WHAT IS BEING ASKED — Copy every line of the material below character for character, leaving out the pictures.

■ ■ ■

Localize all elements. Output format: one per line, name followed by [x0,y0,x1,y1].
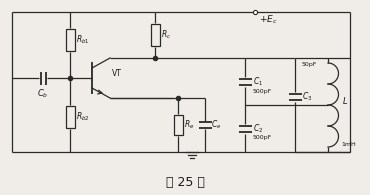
Text: $C_2$: $C_2$ [253,122,263,135]
Text: $C_3$: $C_3$ [302,91,312,103]
Text: $R_c$: $R_c$ [161,29,171,41]
Text: 题 25 图: 题 25 图 [165,176,205,189]
Text: +$E_c$: +$E_c$ [259,14,278,27]
Text: $R_{b1}$: $R_{b1}$ [76,34,90,46]
Bar [65,29,74,51]
Text: 1mH: 1mH [342,142,356,146]
Text: 500pF: 500pF [253,89,272,93]
Text: $C_1$: $C_1$ [253,75,263,88]
Text: $C_b$: $C_b$ [37,87,48,99]
Text: $L$: $L$ [342,95,348,105]
Text: $R_{b2}$: $R_{b2}$ [76,111,90,123]
Text: VT: VT [112,69,122,79]
Text: $R_e$: $R_e$ [184,119,194,131]
Bar [174,115,182,135]
Bar [65,106,74,128]
Text: 500pF: 500pF [253,136,272,141]
Bar [151,24,159,46]
Text: 50pF: 50pF [302,62,317,67]
Text: $C_e$: $C_e$ [211,119,221,131]
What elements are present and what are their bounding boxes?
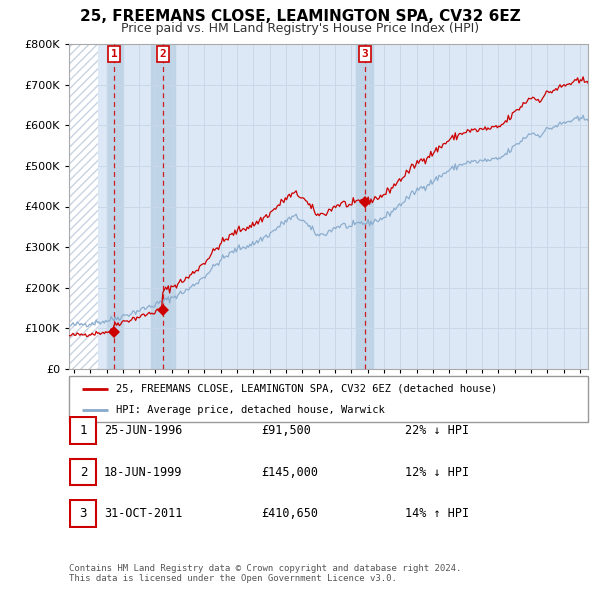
Text: £410,650: £410,650 [261, 507, 318, 520]
Text: 2: 2 [160, 49, 166, 59]
Text: 18-JUN-1999: 18-JUN-1999 [104, 466, 182, 478]
Text: 31-OCT-2011: 31-OCT-2011 [104, 507, 182, 520]
Bar [356, 44, 373, 369]
Text: Contains HM Land Registry data © Crown copyright and database right 2024.
This d: Contains HM Land Registry data © Crown c… [69, 563, 461, 583]
Text: 1: 1 [111, 49, 118, 59]
FancyBboxPatch shape [70, 459, 97, 485]
Bar [69, 44, 98, 369]
FancyBboxPatch shape [70, 500, 97, 526]
Text: 12% ↓ HPI: 12% ↓ HPI [405, 466, 469, 478]
Text: 14% ↑ HPI: 14% ↑ HPI [405, 507, 469, 520]
Text: 3: 3 [80, 507, 87, 520]
FancyBboxPatch shape [69, 376, 588, 422]
Bar [151, 44, 175, 369]
Text: 25-JUN-1996: 25-JUN-1996 [104, 424, 182, 437]
Bar [107, 44, 123, 369]
Text: £145,000: £145,000 [261, 466, 318, 478]
Text: 1: 1 [80, 424, 87, 437]
Text: 25, FREEMANS CLOSE, LEAMINGTON SPA, CV32 6EZ: 25, FREEMANS CLOSE, LEAMINGTON SPA, CV32… [80, 9, 520, 24]
Text: 3: 3 [362, 49, 368, 59]
FancyBboxPatch shape [70, 418, 97, 444]
Text: 2: 2 [80, 466, 87, 478]
Text: Price paid vs. HM Land Registry's House Price Index (HPI): Price paid vs. HM Land Registry's House … [121, 22, 479, 35]
Text: £91,500: £91,500 [261, 424, 311, 437]
Text: 25, FREEMANS CLOSE, LEAMINGTON SPA, CV32 6EZ (detached house): 25, FREEMANS CLOSE, LEAMINGTON SPA, CV32… [116, 384, 497, 394]
Text: 22% ↓ HPI: 22% ↓ HPI [405, 424, 469, 437]
Text: HPI: Average price, detached house, Warwick: HPI: Average price, detached house, Warw… [116, 405, 385, 415]
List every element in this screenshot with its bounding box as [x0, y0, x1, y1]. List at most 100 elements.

■ ■ ■

WORKED SOLUTION —
Localize all elements. Output format: one per line, name followed by [x0,y0,x1,y1].
Text: $C_2$: $C_2$ [253,122,263,135]
Text: $C_3$: $C_3$ [302,91,312,103]
Text: $R_c$: $R_c$ [161,29,171,41]
Text: 题 25 图: 题 25 图 [165,176,205,189]
Text: +$E_c$: +$E_c$ [259,14,278,27]
Text: $R_{b1}$: $R_{b1}$ [76,34,90,46]
Bar [65,29,74,51]
Text: 1mH: 1mH [342,142,356,146]
Text: 500pF: 500pF [253,89,272,93]
Text: $C_1$: $C_1$ [253,75,263,88]
Text: $C_b$: $C_b$ [37,87,48,99]
Text: $L$: $L$ [342,95,348,105]
Text: $R_{b2}$: $R_{b2}$ [76,111,90,123]
Text: VT: VT [112,69,122,79]
Text: $R_e$: $R_e$ [184,119,194,131]
Bar [174,115,182,135]
Bar [65,106,74,128]
Text: 500pF: 500pF [253,136,272,141]
Bar [151,24,159,46]
Text: 50pF: 50pF [302,62,317,67]
Text: $C_e$: $C_e$ [211,119,221,131]
What elements are present and what are their bounding boxes?
Text: £410,650: £410,650 [261, 507, 318, 520]
Text: 2: 2 [160, 49, 166, 59]
Text: 18-JUN-1999: 18-JUN-1999 [104, 466, 182, 478]
Text: 31-OCT-2011: 31-OCT-2011 [104, 507, 182, 520]
Bar [356, 44, 373, 369]
Text: Contains HM Land Registry data © Crown copyright and database right 2024.
This d: Contains HM Land Registry data © Crown c… [69, 563, 461, 583]
Text: 1: 1 [111, 49, 118, 59]
FancyBboxPatch shape [70, 459, 97, 485]
Bar [69, 44, 98, 369]
FancyBboxPatch shape [70, 500, 97, 526]
Text: 12% ↓ HPI: 12% ↓ HPI [405, 466, 469, 478]
Text: 14% ↑ HPI: 14% ↑ HPI [405, 507, 469, 520]
Text: 3: 3 [80, 507, 87, 520]
FancyBboxPatch shape [69, 376, 588, 422]
Bar [151, 44, 175, 369]
Text: 25-JUN-1996: 25-JUN-1996 [104, 424, 182, 437]
Bar [107, 44, 123, 369]
Text: £145,000: £145,000 [261, 466, 318, 478]
Text: 1: 1 [80, 424, 87, 437]
Text: 25, FREEMANS CLOSE, LEAMINGTON SPA, CV32 6EZ: 25, FREEMANS CLOSE, LEAMINGTON SPA, CV32… [80, 9, 520, 24]
Text: 3: 3 [362, 49, 368, 59]
FancyBboxPatch shape [70, 418, 97, 444]
Text: 2: 2 [80, 466, 87, 478]
Text: Price paid vs. HM Land Registry's House Price Index (HPI): Price paid vs. HM Land Registry's House … [121, 22, 479, 35]
Text: £91,500: £91,500 [261, 424, 311, 437]
Text: 25, FREEMANS CLOSE, LEAMINGTON SPA, CV32 6EZ (detached house): 25, FREEMANS CLOSE, LEAMINGTON SPA, CV32… [116, 384, 497, 394]
Text: 22% ↓ HPI: 22% ↓ HPI [405, 424, 469, 437]
Text: HPI: Average price, detached house, Warwick: HPI: Average price, detached house, Warw… [116, 405, 385, 415]
List every element in this screenshot with its bounding box as [x0, y0, x1, y1]. List at most 100 elements.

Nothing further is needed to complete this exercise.